* [PROVIDED DATA]
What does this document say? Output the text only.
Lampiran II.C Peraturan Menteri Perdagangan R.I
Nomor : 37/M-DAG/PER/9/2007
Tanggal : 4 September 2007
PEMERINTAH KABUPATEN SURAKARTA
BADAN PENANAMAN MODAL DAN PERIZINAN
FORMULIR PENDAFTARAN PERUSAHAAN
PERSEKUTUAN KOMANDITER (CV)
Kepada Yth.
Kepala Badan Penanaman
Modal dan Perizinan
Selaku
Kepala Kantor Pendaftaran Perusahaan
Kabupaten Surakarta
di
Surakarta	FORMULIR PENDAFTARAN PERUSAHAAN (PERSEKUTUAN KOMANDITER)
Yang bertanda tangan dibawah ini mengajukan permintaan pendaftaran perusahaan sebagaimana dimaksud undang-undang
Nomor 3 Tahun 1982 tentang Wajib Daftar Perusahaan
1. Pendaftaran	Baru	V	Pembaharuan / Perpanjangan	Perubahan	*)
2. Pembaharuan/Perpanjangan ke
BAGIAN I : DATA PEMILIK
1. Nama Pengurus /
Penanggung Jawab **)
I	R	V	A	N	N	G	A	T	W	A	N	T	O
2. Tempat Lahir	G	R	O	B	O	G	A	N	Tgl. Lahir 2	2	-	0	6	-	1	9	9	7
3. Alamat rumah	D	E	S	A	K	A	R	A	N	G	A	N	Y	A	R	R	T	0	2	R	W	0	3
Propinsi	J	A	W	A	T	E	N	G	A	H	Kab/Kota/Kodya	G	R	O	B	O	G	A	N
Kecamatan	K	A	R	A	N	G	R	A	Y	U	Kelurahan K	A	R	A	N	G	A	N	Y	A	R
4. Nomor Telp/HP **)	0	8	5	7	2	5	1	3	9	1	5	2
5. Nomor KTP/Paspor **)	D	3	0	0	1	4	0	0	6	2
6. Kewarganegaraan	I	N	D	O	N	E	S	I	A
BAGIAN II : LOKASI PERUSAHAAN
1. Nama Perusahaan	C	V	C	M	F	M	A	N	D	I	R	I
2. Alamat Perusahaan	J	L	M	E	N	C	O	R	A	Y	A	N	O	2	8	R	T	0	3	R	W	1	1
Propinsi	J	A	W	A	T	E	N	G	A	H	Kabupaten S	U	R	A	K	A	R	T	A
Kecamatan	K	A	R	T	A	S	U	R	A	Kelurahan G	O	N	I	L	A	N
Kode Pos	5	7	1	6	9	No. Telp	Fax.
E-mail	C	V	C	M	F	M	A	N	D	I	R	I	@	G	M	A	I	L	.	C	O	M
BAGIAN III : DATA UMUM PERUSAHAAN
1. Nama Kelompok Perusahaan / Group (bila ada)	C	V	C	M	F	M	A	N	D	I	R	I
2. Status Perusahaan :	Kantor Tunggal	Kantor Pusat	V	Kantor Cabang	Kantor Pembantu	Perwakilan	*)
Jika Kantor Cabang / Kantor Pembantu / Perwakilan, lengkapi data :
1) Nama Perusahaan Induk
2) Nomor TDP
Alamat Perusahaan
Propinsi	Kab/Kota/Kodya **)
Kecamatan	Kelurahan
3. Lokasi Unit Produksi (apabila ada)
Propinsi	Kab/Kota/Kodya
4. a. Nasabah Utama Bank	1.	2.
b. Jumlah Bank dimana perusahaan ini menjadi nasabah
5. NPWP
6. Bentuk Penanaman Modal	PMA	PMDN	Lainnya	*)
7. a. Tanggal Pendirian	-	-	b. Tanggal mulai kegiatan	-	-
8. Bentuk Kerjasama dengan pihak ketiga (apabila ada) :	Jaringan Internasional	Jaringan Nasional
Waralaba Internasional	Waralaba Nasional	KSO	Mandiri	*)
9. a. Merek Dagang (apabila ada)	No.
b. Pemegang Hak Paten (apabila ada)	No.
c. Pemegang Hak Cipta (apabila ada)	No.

* [INSTRUCTIONS FOR THE TASK]
Take the entries above and transcribe them exactly.

* [SOLUTION]
What does this document say? Output the text only.
Lampiran II.C Peraturan Menteri Perdagangan R.I
Nomor : 37/M-DAG/PER/9/2007
Tanggal : 4 September 2007
PEMERINTAH KABUPATEN SURAKARTA
BADAN PENANAMAN MODAL DAN PERIZINAN
FORMULIR PENDAFTARAN PERUSAHAAN
PERSEKUTUAN KOMANDITER (CV)
Kepada Yth.
Kepala Badan Penanaman
Modal dan Perizinan
Selaku
Kepala Kantor Pendaftaran Perusahaan
Kabupaten Surakarta
di
Surakarta	FORMULIR PENDAFTARAN PERUSAHAAN (PERSEKUTUAN KOMANDITER)
Yang bertanda tangan dibawah ini mengajukan permintaan pendaftaran perusahaan sebagaimana dimaksud undang-undang
Nomor 3 Tahun 1982 tentang Wajib Daftar Perusahaan
1. Pendaftaran	Baru	V	Pembaharuan / Perpanjangan	Perubahan	*)
2. Pembaharuan/Perpanjangan ke
BAGIAN I : DATA PEMILIK
1. Nama Pengurus /
Penanggung Jawab **)
I	R	V	A	N	N	G	A	T	W	A	N	T	O
2. Tempat Lahir	G	R	O	B	O	G	A	N	Tgl. Lahir 2	2	-	0	6	-	1	9	9	7
3. Alamat rumah	D	E	S	A	K	A	R	A	N	G	A	N	Y	A	R	R	T	0	2	R	W	0	3
Propinsi	J	A	W	A	T	E	N	G	A	H	Kab/Kota/Kodya	G	R	O	B	O	G	A	N
Kecamatan	K	A	R	A	N	G	R	A	Y	U	Kelurahan K	A	R	A	N	G	A	N	Y	A	R
4. Nomor Telp/HP **)	0	8	5	7	2	5	1	3	9	1	5	2
5. Nomor KTP/Paspor **)	D	3	0	0	1	4	0	0	6	2
6. Kewarganegaraan	I	N	D	O	N	E	S	I	A
BAGIAN II : LOKASI PERUSAHAAN
1. Nama Perusahaan	C	V	C	M	F	M	A	N	D	I	R	I
2. Alamat Perusahaan	J	L	M	E	N	C	O	R	A	Y	A	N	O	2	8	R	T	0	3	R	W	1	1
Propinsi	J	A	W	A	T	E	N	G	A	H	Kabupaten S	U	R	A	K	A	R	T	A
Kecamatan	K	A	R	T	A	S	U	R	A	Kelurahan G	O	N	I	L	A	N
Kode Pos	5	7	1	6	9	No. Telp	Fax.
E-mail	C	V	C	M	F	M	A	N	D	I	R	I	@	G	M	A	I	L	.	C	O	M
BAGIAN III : DATA UMUM PERUSAHAAN
1. Nama Kelompok Perusahaan / Group (bila ada)	C	V	C	M	F	M	A	N	D	I	R	I
2. Status Perusahaan :	Kantor Tunggal	Kantor Pusat	V	Kantor Cabang	Kantor Pembantu	Perwakilan	*)
Jika Kantor Cabang / Kantor Pembantu / Perwakilan, lengkapi data :
1) Nama Perusahaan Induk
2) Nomor TDP
Alamat Perusahaan
Propinsi	Kab/Kota/Kodya **)
Kecamatan	Kelurahan
3. Lokasi Unit Produksi (apabila ada)
Propinsi	Kab/Kota/Kodya
4. a. Nasabah Utama Bank	1.	2.
b. Jumlah Bank dimana perusahaan ini menjadi nasabah
5. NPWP
6. Bentuk Penanaman Modal	PMA	PMDN	Lainnya	*)
7. a. Tanggal Pendirian	-	-	b. Tanggal mulai kegiatan	-	-
8. Bentuk Kerjasama dengan pihak ketiga (apabila ada) :	Jaringan Internasional	Jaringan Nasional
Waralaba Internasional	Waralaba Nasional	KSO	Mandiri	*)
9. a. Merek Dagang (apabila ada)	No.
b. Pemegang Hak Paten (apabila ada)	No.
c. Pemegang Hak Cipta (apabila ada)	No.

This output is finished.